**Text**
↓↓↓

One minute into overtime is a great time to score your first goal of the season, as Schugel found out the fun way. Doing so to upset the Minnesota Star Tribune’s No. 1 ranked team in the state, Minnetonka, 2-1, is even better.
To book the Fire’s first-ever trip to the state tournament, in the program’s seventh season? Priceless. To end a four-year streak of losing to the Skippers (24-3-1) in the section title game? Legendary.
It’s hard to imagine how a game could possibly mean more to No. 10 Holy Family (21-7).
But the Fire were reminded just how much the game meant when Kelly Jensen came into the locker room to say hello to the team before Friday’s puck drop at Braemar Arena. They were reminded by the small green stickers that read “Get Well Soon, Jens,” plastered on players’ helmets — those same helmets, quickly scattered on the ice after Schugel’s goal.

↑↑↑

**Problems and tasks**
a) Switch "Fire" to "Holy Family" throughout the hockey report, starting with "One minute into" and going on through "after Schugel’s goal.", and write out that passage with the change.
b) Resume the hockey report, picking up after its last sentence.
The items after this point come from a separate source.

**Recorded data**
↓↓↓

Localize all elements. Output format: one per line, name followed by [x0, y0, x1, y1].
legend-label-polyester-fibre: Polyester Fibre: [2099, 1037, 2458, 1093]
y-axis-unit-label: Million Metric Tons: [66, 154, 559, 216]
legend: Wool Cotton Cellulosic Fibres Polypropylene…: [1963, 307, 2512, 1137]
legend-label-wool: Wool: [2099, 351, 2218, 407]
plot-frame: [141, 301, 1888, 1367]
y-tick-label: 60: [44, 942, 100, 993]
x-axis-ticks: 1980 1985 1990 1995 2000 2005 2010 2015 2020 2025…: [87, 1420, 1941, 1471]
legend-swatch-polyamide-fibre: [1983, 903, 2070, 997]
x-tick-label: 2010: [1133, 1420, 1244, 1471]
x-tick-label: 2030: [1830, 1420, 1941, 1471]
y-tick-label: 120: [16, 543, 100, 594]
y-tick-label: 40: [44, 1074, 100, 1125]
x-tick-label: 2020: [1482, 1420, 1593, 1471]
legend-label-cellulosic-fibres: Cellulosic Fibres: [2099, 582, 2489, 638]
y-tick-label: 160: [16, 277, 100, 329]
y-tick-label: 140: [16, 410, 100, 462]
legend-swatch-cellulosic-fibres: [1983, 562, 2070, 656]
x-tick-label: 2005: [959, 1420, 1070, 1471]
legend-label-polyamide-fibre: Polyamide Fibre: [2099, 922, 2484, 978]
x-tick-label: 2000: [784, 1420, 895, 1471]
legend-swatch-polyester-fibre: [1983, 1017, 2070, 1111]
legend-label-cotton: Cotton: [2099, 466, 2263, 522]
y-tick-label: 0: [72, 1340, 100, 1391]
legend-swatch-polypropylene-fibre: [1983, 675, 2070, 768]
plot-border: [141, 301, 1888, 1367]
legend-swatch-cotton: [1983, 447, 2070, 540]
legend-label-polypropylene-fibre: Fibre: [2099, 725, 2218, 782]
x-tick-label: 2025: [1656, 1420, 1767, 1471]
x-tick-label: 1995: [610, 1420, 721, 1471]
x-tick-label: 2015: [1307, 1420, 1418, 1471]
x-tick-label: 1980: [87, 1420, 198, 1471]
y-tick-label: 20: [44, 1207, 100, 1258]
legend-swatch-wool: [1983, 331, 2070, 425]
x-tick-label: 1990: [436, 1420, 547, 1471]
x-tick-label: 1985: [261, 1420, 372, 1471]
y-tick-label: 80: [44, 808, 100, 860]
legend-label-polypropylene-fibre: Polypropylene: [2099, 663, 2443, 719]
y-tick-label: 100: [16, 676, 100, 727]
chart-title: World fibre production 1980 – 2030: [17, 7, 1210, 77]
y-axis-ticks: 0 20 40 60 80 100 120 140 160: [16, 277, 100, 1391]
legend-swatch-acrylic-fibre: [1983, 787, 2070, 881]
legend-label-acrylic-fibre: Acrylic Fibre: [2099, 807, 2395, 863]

↑↑↑
↓↓↓

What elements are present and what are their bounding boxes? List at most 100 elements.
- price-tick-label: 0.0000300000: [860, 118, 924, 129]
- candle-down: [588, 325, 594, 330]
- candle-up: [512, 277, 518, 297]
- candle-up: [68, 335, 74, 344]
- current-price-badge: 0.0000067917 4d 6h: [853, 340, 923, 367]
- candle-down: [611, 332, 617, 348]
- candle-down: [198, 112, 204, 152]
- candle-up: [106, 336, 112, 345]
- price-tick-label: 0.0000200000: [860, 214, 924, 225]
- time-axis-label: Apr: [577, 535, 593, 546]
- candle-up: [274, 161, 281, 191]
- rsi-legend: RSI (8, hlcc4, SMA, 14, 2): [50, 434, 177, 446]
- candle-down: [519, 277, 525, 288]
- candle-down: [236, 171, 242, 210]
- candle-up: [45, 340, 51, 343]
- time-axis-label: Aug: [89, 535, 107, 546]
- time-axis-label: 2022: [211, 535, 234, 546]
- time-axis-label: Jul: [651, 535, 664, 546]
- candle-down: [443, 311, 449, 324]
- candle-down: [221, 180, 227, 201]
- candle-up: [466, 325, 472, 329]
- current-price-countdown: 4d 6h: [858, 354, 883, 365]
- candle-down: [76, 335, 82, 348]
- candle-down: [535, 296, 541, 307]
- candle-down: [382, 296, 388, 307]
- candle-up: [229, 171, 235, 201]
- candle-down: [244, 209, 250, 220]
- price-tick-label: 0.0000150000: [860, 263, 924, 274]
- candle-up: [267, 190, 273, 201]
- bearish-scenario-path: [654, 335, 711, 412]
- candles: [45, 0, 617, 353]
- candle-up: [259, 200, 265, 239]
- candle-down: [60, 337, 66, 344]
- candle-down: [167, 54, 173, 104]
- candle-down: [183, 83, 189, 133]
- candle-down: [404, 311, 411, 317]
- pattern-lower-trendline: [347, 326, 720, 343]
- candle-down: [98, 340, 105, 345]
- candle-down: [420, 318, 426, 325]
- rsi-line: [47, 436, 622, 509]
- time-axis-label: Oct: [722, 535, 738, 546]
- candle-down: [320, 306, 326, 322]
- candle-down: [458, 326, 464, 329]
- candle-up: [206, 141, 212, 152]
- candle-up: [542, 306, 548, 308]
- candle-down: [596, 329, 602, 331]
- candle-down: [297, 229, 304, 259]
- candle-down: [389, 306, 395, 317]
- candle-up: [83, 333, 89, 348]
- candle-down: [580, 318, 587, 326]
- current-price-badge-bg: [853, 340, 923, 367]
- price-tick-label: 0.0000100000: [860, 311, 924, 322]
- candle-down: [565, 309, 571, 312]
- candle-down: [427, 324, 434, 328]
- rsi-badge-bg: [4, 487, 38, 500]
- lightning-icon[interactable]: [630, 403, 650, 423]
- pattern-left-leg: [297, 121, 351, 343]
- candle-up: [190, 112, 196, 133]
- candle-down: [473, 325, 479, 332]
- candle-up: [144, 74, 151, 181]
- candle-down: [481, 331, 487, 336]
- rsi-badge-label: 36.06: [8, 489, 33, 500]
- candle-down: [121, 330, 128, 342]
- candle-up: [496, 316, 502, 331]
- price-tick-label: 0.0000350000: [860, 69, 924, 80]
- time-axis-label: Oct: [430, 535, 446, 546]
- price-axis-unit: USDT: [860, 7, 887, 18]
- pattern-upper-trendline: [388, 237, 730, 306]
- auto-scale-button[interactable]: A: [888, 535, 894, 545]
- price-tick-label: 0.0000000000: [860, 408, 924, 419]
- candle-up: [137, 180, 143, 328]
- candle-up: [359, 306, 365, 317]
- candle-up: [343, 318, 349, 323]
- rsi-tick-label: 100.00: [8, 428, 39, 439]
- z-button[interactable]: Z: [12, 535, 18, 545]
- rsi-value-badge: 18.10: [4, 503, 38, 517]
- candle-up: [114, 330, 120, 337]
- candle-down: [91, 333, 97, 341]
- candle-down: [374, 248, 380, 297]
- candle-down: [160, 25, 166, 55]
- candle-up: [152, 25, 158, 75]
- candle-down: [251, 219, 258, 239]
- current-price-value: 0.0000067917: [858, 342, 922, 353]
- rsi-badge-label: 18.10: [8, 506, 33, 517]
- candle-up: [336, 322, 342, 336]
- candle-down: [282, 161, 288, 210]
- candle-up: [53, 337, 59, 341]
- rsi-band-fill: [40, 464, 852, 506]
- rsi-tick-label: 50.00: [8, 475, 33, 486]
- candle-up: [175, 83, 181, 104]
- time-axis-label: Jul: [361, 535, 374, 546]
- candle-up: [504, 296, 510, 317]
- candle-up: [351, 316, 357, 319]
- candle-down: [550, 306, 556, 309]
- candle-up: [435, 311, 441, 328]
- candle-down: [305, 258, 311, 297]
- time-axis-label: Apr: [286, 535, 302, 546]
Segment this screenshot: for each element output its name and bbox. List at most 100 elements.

↑↑↑

**Answers below**
a)
One minute into overtime is a great time to score your first goal of the season, as Schugel found out the fun way. Doing so to upset the Minnesota Star Tribune’s No. 1 ranked team in the state, Minnetonka, 2-1, is even better.
To book the Holy Family’s first-ever trip to the state tournament, in the program’s seventh season? Priceless. To end a four-year streak of losing to the Skippers (24-3-1) in the section title game? Legendary.
It’s hard to imagine how a game could possibly mean more to No. 10 Holy Family (21-7).
But the Holy Family were reminded just how much the game meant when Kelly Jensen came into the locker room to say hello to the team before Friday’s puck drop at Braemar Arena. They were reminded by the small green stickers that read “Get Well Soon, Jens,” plastered on players’ helmets — those same helmets, quickly scattered on the ice after Schugel’s goal.

b)
The decals are in honor of coach Jason Jensen, who was left in critical condition with a head injury after an accidental on-ice collision at a Feb. 4 practice. The Minnesota hockey community has rallied around Jensen and his family, raising nearly $120,000 for them on GoFundMe.
“As big as the hockey community is, when something like that happens, it becomes pretty small too,” Holy Family coach Randy Koeppl said. The same community has discussed potential rules requiring high school coaches to wear helmets on ice. “In the hockey community, people take care of their own.”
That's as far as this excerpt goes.